TEXT -
In [1]:
from bs4 import BeautifulSoup
import re
import requests
import pandas as pd

Journal searches to scrape:  
https://www.hindawi.com/search/all/biological+aging/  
https://www.sciencedirect.com/journal/ageing-research-reviews/issues (limited availability)  
https://academic.oup.com/ageing/search-results?q=aging&allJournals=1&f_ContentType=Journal+Article&f_ArticleTypeDisplayName=Research+Article&fl_SiteID=5255&access_openaccess=true&access_unlocked=true&qb=%7b%22q%22%3a%22aging%22%7d&access_free=true (search could be expanded, but no search includes many results regarding injuries).  


In [2]:
## define variables for the parent website plus the URL for the first page of any search results
parent_link = 'https://www.hindawi.com'
search_link_modifier = '/search/all/cellular+aging/'

In [3]:
def fetch_page(page_link):
    """
    Args: 
        page_line (str): any valid URL
        
    Returns:
        page_content (obj): BeautifulSoup parsable webcontent associated with the input URL 
    
    To-do:
        Add error handling based on page_response
    """
    page_response = requests.get(page_link, timeout=5)
    page_content = BeautifulSoup(page_response.content, "html.parser")

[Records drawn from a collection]
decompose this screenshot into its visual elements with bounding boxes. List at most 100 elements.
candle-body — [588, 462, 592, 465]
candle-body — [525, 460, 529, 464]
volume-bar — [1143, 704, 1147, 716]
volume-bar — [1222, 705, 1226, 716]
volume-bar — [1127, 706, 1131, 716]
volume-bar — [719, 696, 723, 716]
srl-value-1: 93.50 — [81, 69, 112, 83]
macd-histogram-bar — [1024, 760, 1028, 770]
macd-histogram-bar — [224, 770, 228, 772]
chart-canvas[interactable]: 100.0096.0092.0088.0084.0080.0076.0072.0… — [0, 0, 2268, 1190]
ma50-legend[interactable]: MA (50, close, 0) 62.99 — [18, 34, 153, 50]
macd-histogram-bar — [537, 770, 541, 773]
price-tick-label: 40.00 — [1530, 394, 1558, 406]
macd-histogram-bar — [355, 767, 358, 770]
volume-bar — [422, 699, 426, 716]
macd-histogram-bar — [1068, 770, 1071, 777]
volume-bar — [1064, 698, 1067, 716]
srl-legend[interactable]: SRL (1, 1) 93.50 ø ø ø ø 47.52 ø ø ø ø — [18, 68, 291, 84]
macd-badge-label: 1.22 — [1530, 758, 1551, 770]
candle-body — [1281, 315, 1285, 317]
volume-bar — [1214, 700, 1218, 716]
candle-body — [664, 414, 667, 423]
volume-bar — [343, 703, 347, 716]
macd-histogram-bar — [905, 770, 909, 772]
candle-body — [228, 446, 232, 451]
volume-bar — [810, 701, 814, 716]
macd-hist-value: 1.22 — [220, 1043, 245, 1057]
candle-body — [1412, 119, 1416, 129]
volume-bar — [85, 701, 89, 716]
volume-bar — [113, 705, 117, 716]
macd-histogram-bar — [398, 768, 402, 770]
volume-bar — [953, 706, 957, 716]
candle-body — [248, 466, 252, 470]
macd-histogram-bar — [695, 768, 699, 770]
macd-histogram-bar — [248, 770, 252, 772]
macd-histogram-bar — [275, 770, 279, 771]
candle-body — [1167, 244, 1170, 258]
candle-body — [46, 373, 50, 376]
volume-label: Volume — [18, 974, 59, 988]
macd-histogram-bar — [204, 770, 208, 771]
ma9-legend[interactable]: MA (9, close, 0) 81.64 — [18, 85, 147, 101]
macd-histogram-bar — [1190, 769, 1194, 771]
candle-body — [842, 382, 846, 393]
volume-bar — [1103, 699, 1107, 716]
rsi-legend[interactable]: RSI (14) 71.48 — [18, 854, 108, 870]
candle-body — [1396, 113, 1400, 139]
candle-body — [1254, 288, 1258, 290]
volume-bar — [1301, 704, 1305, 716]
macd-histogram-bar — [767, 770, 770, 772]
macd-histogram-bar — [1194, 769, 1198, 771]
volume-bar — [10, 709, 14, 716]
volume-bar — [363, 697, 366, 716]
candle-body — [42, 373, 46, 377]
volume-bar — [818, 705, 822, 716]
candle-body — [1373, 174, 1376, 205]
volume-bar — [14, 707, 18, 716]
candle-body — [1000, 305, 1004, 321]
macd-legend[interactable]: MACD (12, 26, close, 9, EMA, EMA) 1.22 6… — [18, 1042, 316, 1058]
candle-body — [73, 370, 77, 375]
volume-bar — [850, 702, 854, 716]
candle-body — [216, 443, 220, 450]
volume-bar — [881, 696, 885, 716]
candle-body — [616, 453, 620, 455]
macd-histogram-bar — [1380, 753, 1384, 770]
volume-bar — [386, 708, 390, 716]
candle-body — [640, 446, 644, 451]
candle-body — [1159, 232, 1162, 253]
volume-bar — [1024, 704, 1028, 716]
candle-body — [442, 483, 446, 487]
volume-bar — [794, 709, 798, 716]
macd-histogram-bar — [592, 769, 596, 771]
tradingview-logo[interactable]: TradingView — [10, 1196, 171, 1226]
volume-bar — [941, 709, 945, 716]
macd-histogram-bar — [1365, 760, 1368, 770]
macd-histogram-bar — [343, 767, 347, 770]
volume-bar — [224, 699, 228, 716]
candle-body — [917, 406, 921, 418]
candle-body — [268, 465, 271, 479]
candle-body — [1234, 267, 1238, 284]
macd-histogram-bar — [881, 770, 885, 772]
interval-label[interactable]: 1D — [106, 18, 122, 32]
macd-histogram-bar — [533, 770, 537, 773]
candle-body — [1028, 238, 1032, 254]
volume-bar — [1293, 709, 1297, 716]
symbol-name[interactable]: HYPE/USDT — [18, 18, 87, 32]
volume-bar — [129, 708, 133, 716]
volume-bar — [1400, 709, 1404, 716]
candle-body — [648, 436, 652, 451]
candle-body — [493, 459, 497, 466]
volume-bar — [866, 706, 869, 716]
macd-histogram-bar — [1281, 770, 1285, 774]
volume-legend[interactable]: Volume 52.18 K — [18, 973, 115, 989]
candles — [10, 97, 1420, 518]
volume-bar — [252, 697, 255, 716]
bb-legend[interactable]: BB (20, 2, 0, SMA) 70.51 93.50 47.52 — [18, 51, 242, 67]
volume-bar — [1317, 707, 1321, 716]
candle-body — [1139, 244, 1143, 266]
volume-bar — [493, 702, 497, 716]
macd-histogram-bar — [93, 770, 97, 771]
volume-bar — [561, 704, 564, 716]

REQUIRED ACTION 1 -
In the scraping code, what timeout value is passed to requests.get?
REQUIRED ACTION 2 -
Decide whether each statement agrees with the scraping code, and quote the words that settle it.
(a) The fetch_page function parses the response with the HTML parser.
(b) The ScienceDirect search is listed as fully available.
(c) Error handling is already in place in fetch_page.
REQUIRED ACTION 3 -
Go on with the scraping code from the last line shown.
These entries come from a separate source.

OUTPUT 1 -
5

OUTPUT 2 -
(a) Yes: "BeautifulSoup(page_response.content, "html.parser")"
(b) No: "(limited availability)"
(c) No: "Add error handling based on page_response"

OUTPUT 3 -
    return page_content

In [4]:
def links_from_parent(parent_content, search_substring):
    """
    Args: 
        parent_content (obj): BeautifulSoup parsed html
            
        search_substring (str): string to search for within link URL
   
    Returns:
        list_links (list): List of links meeting search criteria
    """ 
    list_links = []
    for link in parent_content.findAll('a', href=re.compile(search_substring)):
        list_links.append(link.get('href'))
    return list_links
            
# def link_next_parent(parent_content, journal_name):
#     if journal_name == 'hindawi':
#         for link in parent_content.findAll('a', href=re.compile('search/')):
#             print(link.get('href'))

In [5]:
def get_all_search_links(parent_link, search_link_modifier, next_search_modifier, max_count = 1000, **kws):
    """
    Args:
        parent_link (str): 
            URL of parent site ('https://www.hindawi.com')
        
        search_link_modifier (str): 
            string to add to parent URL that links to the first search term
            ('/search/all/biological+aging/' within 'https://www.hindawi.com/search/all/biological+aging/')
    
        next_search_modifier (str): 
            string (plus optional regex) within a URL that signifies a link to the next
            page of search results ('search/' within 'https://www.hindawi.com/search/all/biological+aging/2/')
            
        max_count (int):
            maximum number of links to get from search to prevent the indefinite retrieval.
    
    Returns:
        list_links (list): 
            All links to all pages of search results within the parent site which correspond to the search term
    """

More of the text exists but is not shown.